**YOUR GOAL:** Repeat every record below exactly as it appears.

**INPUT RECORDS:**

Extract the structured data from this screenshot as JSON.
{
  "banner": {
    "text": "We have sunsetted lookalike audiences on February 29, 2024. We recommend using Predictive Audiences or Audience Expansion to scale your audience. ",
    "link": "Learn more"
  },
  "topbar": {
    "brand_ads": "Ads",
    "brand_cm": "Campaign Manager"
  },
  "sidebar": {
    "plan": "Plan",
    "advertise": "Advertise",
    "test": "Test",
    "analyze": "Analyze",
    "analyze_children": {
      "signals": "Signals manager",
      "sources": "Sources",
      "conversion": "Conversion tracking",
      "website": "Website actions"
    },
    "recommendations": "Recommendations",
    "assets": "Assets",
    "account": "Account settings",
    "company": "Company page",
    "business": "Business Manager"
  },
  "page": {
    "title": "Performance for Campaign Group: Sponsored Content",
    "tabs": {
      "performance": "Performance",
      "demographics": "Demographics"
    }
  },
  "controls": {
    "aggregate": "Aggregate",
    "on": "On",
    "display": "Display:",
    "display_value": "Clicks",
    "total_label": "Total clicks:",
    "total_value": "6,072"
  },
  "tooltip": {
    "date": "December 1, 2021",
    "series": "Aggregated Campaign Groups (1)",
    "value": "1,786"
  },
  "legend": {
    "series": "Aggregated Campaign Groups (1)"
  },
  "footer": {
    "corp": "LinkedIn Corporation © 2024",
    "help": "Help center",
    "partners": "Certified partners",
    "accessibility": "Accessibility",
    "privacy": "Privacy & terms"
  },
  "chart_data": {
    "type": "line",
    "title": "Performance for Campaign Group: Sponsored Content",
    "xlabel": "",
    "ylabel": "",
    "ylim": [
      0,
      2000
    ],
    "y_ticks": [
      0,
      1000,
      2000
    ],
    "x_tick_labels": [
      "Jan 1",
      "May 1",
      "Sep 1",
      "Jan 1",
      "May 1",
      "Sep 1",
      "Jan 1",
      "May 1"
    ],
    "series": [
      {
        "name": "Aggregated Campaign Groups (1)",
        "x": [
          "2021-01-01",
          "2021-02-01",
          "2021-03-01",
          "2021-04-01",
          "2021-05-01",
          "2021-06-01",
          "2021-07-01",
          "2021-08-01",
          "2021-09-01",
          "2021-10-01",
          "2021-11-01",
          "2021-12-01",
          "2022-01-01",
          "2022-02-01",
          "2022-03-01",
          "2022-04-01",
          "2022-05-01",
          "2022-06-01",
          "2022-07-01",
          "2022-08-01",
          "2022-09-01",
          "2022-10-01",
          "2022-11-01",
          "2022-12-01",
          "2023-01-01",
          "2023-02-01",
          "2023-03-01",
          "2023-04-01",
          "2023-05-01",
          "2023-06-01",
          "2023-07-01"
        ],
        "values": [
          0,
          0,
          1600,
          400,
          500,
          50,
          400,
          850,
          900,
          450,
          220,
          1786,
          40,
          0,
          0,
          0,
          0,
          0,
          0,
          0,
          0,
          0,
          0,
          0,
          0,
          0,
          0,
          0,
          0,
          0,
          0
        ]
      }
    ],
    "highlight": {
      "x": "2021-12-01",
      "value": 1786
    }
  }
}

**WRITTEN RESPONSE:**
Extract the structured data from this screenshot as JSON.
{
  "banner": {
    "text": "We have sunsetted lookalike audiences on February 29, 2024. We recommend using Predictive Audiences or Audience Expansion to scale your audience. ",
    "link": "Learn more"
  },
  "topbar": {
    "brand_ads": "Ads",
    "brand_cm": "Campaign Manager"
  },
  "sidebar": {
    "plan": "Plan",
    "advertise": "Advertise",
    "test": "Test",
    "analyze": "Analyze",
    "analyze_children": {
      "signals": "Signals manager",
      "sources": "Sources",
      "conversion": "Conversion tracking",
      "website": "Website actions"
    },
    "recommendations": "Recommendations",
    "assets": "Assets",
    "account": "Account settings",
    "company": "Company page",
    "business": "Business Manager"
  },
  "page": {
    "title": "Performance for Campaign Group: Sponsored Content",
    "tabs": {
      "performance": "Performance",
      "demographics": "Demographics"
    }
  },
  "controls": {
    "aggregate": "Aggregate",
    "on": "On",
    "display": "Display:",
    "display_value": "Clicks",
    "total_label": "Total clicks:",
    "total_value": "6,072"
  },
  "tooltip": {
    "date": "December 1, 2021",
    "series": "Aggregated Campaign Groups (1)",
    "value": "1,786"
  },
  "legend": {
    "series": "Aggregated Campaign Groups (1)"
  },
  "footer": {
    "corp": "LinkedIn Corporation © 2024",
    "help": "Help center",
    "partners": "Certified partners",
    "accessibility": "Accessibility",
    "privacy": "Privacy & terms"
  },
  "chart_data": {
    "type": "line",
    "title": "Performance for Campaign Group: Sponsored Content",
    "xlabel": "",
    "ylabel": "",
    "ylim": [
      0,
      2000
    ],
    "y_ticks": [
      0,
      1000,
      2000
    ],
    "x_tick_labels": [
      "Jan 1",
      "May 1",
      "Sep 1",
      "Jan 1",
      "May 1",
      "Sep 1",
      "Jan 1",
      "May 1"
    ],
    "series": [
      {
        "name": "Aggregated Campaign Groups (1)",
        "x": [
          "2021-01-01",
          "2021-02-01",
          "2021-03-01",
          "2021-04-01",
          "2021-05-01",
          "2021-06-01",
          "2021-07-01",
          "2021-08-01",
          "2021-09-01",
          "2021-10-01",
          "2021-11-01",
          "2021-12-01",
          "2022-01-01",
          "2022-02-01",
          "2022-03-01",
          "2022-04-01",
          "2022-05-01",
          "2022-06-01",
          "2022-07-01",
          "2022-08-01",
          "2022-09-01",
          "2022-10-01",
          "2022-11-01",
          "2022-12-01",
          "2023-01-01",
          "2023-02-01",
          "2023-03-01",
          "2023-04-01",
          "2023-05-01",
          "2023-06-01",
          "2023-07-01"
        ],
        "values": [
          0,
          0,
          1600,
          400,
          500,
          50,
          400,
          850,
          900,
          450,
          220,
          1786,
          40,
          0,
          0,
          0,
          0,
          0,
          0,
          0,
          0,
          0,
          0,
          0,
          0,
          0,
          0,
          0,
          0,
          0,
          0
        ]
      }
    ],
    "highlight": {
      "x": "2021-12-01",
      "value": 1786
    }
  }
}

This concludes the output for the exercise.